→ Request:
Make an exact copy of the data below, leaving out every picture.

→ Record list:
● ● ● ●

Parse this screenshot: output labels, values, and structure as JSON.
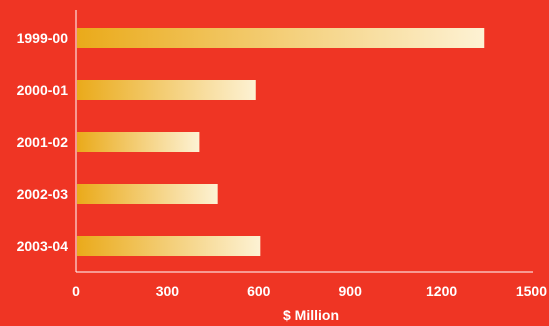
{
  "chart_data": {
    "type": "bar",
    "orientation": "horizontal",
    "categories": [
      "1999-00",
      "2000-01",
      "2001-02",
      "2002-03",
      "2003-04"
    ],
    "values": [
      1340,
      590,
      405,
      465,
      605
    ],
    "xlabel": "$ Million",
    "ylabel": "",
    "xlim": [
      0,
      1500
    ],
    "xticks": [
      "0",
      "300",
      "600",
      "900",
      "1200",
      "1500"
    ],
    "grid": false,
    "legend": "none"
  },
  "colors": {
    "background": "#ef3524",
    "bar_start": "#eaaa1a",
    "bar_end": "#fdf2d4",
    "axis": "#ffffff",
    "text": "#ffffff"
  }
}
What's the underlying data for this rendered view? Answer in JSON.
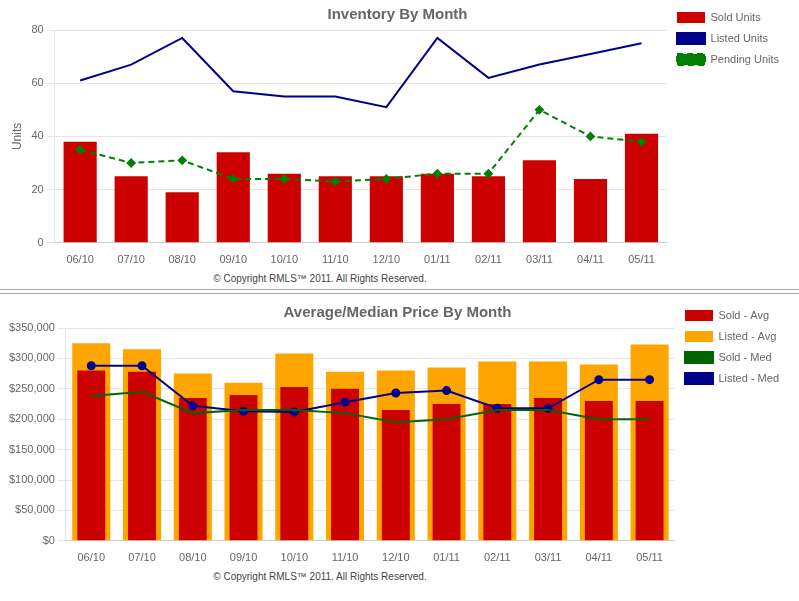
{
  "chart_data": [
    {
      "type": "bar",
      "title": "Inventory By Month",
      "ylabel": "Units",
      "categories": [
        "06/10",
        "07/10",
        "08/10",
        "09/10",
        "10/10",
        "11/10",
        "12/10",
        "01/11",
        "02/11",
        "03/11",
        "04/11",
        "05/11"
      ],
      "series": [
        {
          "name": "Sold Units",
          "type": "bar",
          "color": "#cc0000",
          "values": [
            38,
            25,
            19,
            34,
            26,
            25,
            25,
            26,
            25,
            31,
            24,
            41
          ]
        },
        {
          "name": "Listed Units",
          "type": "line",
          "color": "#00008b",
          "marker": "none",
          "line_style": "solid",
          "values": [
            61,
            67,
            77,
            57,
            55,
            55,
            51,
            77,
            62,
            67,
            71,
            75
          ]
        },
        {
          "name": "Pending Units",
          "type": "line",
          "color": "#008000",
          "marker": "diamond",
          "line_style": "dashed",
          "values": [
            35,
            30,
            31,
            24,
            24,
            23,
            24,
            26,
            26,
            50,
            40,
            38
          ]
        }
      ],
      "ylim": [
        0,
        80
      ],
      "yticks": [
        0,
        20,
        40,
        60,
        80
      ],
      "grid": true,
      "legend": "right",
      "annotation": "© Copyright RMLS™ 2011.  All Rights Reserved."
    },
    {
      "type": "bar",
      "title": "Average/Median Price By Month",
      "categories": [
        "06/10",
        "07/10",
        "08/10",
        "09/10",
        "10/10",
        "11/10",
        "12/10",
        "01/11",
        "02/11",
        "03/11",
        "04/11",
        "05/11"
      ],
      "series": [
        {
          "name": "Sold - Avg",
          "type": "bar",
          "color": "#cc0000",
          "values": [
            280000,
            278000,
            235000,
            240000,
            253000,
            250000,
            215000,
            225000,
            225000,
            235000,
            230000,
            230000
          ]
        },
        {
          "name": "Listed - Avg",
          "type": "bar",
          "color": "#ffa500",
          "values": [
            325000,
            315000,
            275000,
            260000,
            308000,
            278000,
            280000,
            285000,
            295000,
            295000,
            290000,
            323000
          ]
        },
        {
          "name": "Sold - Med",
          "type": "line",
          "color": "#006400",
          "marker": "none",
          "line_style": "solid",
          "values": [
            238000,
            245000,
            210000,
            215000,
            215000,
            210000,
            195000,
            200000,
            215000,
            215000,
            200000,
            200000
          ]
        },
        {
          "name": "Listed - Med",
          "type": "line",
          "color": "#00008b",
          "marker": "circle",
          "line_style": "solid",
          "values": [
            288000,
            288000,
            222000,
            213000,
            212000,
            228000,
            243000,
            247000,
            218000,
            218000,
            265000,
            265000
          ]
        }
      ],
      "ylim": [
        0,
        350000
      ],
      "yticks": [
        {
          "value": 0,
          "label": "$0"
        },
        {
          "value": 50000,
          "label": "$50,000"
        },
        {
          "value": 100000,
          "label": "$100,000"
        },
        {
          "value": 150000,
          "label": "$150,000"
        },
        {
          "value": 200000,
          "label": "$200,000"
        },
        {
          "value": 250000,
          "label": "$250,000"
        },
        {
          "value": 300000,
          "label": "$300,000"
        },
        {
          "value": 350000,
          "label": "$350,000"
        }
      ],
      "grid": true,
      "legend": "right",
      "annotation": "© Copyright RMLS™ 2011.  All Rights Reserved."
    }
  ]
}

● ● ● ●

→ The completed task:
Parse this screenshot: output labels, values, and structure as JSON.
{
  "chart_data": {
    "type": "bar",
    "orientation": "horizontal",
    "categories": [
      "1999-00",
      "2000-01",
      "2001-02",
      "2002-03",
      "2003-04"
    ],
    "values": [
      1340,
      590,
      405,
      465,
      605
    ],
    "xlabel": "$ Million",
    "ylabel": "",
    "xlim": [
      0,
      1500
    ],
    "xticks": [
      "0",
      "300",
      "600",
      "900",
      "1200",
      "1500"
    ],
    "grid": false,
    "legend": "none"
  },
  "colors": {
    "background": "#ef3524",
    "bar_start": "#eaaa1a",
    "bar_end": "#fdf2d4",
    "axis": "#ffffff",
    "text": "#ffffff"
  }
}
What's the underlying data for this rendered view? Answer in JSON.
{
  "chart_data": [
    {
      "type": "bar",
      "title": "Inventory By Month",
      "ylabel": "Units",
      "categories": [
        "06/10",
        "07/10",
        "08/10",
        "09/10",
        "10/10",
        "11/10",
        "12/10",
        "01/11",
        "02/11",
        "03/11",
        "04/11",
        "05/11"
      ],
      "series": [
        {
          "name": "Sold Units",
          "type": "bar",
          "color": "#cc0000",
          "values": [
            38,
            25,
            19,
            34,
            26,
            25,
            25,
            26,
            25,
            31,
            24,
            41
          ]
        },
        {
          "name": "Listed Units",
          "type": "line",
          "color": "#00008b",
          "marker": "none",
          "line_style": "solid",
          "values": [
            61,
            67,
            77,
            57,
            55,
            55,
            51,
            77,
            62,
            67,
            71,
            75
          ]
        },
        {
          "name": "Pending Units",
          "type": "line",
          "color": "#008000",
          "marker": "diamond",
          "line_style": "dashed",
          "values": [
            35,
            30,
            31,
            24,
            24,
            23,
            24,
            26,
            26,
            50,
            40,
            38
          ]
        }
      ],
      "ylim": [
        0,
        80
      ],
      "yticks": [
        0,
        20,
        40,
        60,
        80
      ],
      "grid": true,
      "legend": "right",
      "annotation": "© Copyright RMLS™ 2011.  All Rights Reserved."
    },
    {
      "type": "bar",
      "title": "Average/Median Price By Month",
      "categories": [
        "06/10",
        "07/10",
        "08/10",
        "09/10",
        "10/10",
        "11/10",
        "12/10",
        "01/11",
        "02/11",
        "03/11",
        "04/11",
        "05/11"
      ],
      "series": [
        {
          "name": "Sold - Avg",
          "type": "bar",
          "color": "#cc0000",
          "values": [
            280000,
            278000,
            235000,
            240000,
            253000,
            250000,
            215000,
            225000,
            225000,
            235000,
            230000,
            230000
          ]
        },
        {
          "name": "Listed - Avg",
          "type": "bar",
          "color": "#ffa500",
          "values": [
            325000,
            315000,
            275000,
            260000,
            308000,
            278000,
            280000,
            285000,
            295000,
            295000,
            290000,
            323000
          ]
        },
        {
          "name": "Sold - Med",
          "type": "line",
          "color": "#006400",
          "marker": "none",
          "line_style": "solid",
          "values": [
            238000,
            245000,
            210000,
            215000,
            215000,
            210000,
            195000,
            200000,
            215000,
            215000,
            200000,
            200000
          ]
        },
        {
          "name": "Listed - Med",
          "type": "line",
          "color": "#00008b",
          "marker": "circle",
          "line_style": "solid",
          "values": [
            288000,
            288000,
            222000,
            213000,
            212000,
            228000,
            243000,
            247000,
            218000,
            218000,
            265000,
            265000
          ]
        }
      ],
      "ylim": [
        0,
        350000
      ],
      "yticks": [
        {
          "value": 0,
          "label": "$0"
        },
        {
          "value": 50000,
          "label": "$50,000"
        },
        {
          "value": 100000,
          "label": "$100,000"
        },
        {
          "value": 150000,
          "label": "$150,000"
        },
        {
          "value": 200000,
          "label": "$200,000"
        },
        {
          "value": 250000,
          "label": "$250,000"
        },
        {
          "value": 300000,
          "label": "$300,000"
        },
        {
          "value": 350000,
          "label": "$350,000"
        }
      ],
      "grid": true,
      "legend": "right",
      "annotation": "© Copyright RMLS™ 2011.  All Rights Reserved."
    }
  ]
}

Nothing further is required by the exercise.